**WHAT IS REQUIRED**
Reproduce all of the data exactly, with no line skipped.

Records
-=-=-=-=-

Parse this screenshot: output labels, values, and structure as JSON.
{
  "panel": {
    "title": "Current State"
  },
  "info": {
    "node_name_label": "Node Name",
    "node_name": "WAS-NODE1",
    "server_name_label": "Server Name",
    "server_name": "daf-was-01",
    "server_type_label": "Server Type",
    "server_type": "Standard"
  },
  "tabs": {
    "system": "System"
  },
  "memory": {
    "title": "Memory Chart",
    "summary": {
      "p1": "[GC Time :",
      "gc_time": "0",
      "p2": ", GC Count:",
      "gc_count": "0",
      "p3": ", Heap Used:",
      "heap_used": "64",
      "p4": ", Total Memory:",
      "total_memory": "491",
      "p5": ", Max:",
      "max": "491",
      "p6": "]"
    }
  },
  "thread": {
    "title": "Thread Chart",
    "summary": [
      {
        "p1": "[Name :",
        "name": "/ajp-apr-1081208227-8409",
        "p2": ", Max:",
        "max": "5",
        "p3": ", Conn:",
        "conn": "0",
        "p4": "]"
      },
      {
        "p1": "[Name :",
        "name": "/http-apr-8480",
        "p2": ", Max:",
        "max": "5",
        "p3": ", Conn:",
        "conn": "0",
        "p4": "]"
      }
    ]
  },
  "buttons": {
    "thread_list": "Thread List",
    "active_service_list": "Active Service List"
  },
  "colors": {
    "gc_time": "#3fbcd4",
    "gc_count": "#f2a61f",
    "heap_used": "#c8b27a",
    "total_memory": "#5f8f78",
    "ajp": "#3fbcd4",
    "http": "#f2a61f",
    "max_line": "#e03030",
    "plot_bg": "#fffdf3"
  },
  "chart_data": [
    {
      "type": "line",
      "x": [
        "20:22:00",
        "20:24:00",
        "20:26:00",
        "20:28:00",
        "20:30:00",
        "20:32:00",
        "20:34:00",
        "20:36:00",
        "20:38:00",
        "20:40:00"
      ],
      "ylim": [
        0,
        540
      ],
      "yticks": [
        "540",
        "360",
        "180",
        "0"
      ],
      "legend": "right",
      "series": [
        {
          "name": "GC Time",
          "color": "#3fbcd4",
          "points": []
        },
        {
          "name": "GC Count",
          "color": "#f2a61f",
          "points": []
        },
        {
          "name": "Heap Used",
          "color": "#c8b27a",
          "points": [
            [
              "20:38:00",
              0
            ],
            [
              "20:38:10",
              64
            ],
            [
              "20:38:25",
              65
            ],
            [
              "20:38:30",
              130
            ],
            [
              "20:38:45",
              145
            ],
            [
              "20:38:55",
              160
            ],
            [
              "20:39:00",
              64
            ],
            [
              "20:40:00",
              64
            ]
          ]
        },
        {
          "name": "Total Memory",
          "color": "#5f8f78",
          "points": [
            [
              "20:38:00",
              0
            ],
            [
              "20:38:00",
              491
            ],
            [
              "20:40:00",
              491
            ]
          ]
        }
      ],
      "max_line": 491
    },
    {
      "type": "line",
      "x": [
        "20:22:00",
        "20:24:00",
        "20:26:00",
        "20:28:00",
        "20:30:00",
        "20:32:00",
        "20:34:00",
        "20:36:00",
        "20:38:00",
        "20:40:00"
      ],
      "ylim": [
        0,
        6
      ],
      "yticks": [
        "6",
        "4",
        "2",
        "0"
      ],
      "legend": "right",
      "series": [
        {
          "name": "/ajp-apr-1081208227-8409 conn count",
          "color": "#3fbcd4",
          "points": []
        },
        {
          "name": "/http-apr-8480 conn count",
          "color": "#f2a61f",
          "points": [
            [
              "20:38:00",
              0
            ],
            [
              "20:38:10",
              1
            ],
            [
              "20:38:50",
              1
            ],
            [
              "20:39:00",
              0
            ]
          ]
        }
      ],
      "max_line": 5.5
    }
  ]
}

-=-=-=-=-

**SOLUTION BELOW**
Parse this screenshot: output labels, values, and structure as JSON.
{
  "panel": {
    "title": "Current State"
  },
  "info": {
    "node_name_label": "Node Name",
    "node_name": "WAS-NODE1",
    "server_name_label": "Server Name",
    "server_name": "daf-was-01",
    "server_type_label": "Server Type",
    "server_type": "Standard"
  },
  "tabs": {
    "system": "System"
  },
  "memory": {
    "title": "Memory Chart",
    "summary": {
      "p1": "[GC Time :",
      "gc_time": "0",
      "p2": ", GC Count:",
      "gc_count": "0",
      "p3": ", Heap Used:",
      "heap_used": "64",
      "p4": ", Total Memory:",
      "total_memory": "491",
      "p5": ", Max:",
      "max": "491",
      "p6": "]"
    }
  },
  "thread": {
    "title": "Thread Chart",
    "summary": [
      {
        "p1": "[Name :",
        "name": "/ajp-apr-1081208227-8409",
        "p2": ", Max:",
        "max": "5",
        "p3": ", Conn:",
        "conn": "0",
        "p4": "]"
      },
      {
        "p1": "[Name :",
        "name": "/http-apr-8480",
        "p2": ", Max:",
        "max": "5",
        "p3": ", Conn:",
        "conn": "0",
        "p4": "]"
      }
    ]
  },
  "buttons": {
    "thread_list": "Thread List",
    "active_service_list": "Active Service List"
  },
  "colors": {
    "gc_time": "#3fbcd4",
    "gc_count": "#f2a61f",
    "heap_used": "#c8b27a",
    "total_memory": "#5f8f78",
    "ajp": "#3fbcd4",
    "http": "#f2a61f",
    "max_line": "#e03030",
    "plot_bg": "#fffdf3"
  },
  "chart_data": [
    {
      "type": "line",
      "x": [
        "20:22:00",
        "20:24:00",
        "20:26:00",
        "20:28:00",
        "20:30:00",
        "20:32:00",
        "20:34:00",
        "20:36:00",
        "20:38:00",
        "20:40:00"
      ],
      "ylim": [
        0,
        540
      ],
      "yticks": [
        "540",
        "360",
        "180",
        "0"
      ],
      "legend": "right",
      "series": [
        {
          "name": "GC Time",
          "color": "#3fbcd4",
          "points": []
        },
        {
          "name": "GC Count",
          "color": "#f2a61f",
          "points": []
        },
        {
          "name": "Heap Used",
          "color": "#c8b27a",
          "points": [
            [
              "20:38:00",
              0
            ],
            [
              "20:38:10",
              64
            ],
            [
              "20:38:25",
              65
            ],
            [
              "20:38:30",
              130
            ],
            [
              "20:38:45",
              145
            ],
            [
              "20:38:55",
              160
            ],
            [
              "20:39:00",
              64
            ],
            [
              "20:40:00",
              64
            ]
          ]
        },
        {
          "name": "Total Memory",
          "color": "#5f8f78",
          "points": [
            [
              "20:38:00",
              0
            ],
            [
              "20:38:00",
              491
            ],
            [
              "20:40:00",
              491
            ]
          ]
        }
      ],
      "max_line": 491
    },
    {
      "type": "line",
      "x": [
        "20:22:00",
        "20:24:00",
        "20:26:00",
        "20:28:00",
        "20:30:00",
        "20:32:00",
        "20:34:00",
        "20:36:00",
        "20:38:00",
        "20:40:00"
      ],
      "ylim": [
        0,
        6
      ],
      "yticks": [
        "6",
        "4",
        "2",
        "0"
      ],
      "legend": "right",
      "series": [
        {
          "name": "/ajp-apr-1081208227-8409 conn count",
          "color": "#3fbcd4",
          "points": []
        },
        {
          "name": "/http-apr-8480 conn count",
          "color": "#f2a61f",
          "points": [
            [
              "20:38:00",
              0
            ],
            [
              "20:38:10",
              1
            ],
            [
              "20:38:50",
              1
            ],
            [
              "20:39:00",
              0
            ]
          ]
        }
      ],
      "max_line": 5.5
    }
  ]
}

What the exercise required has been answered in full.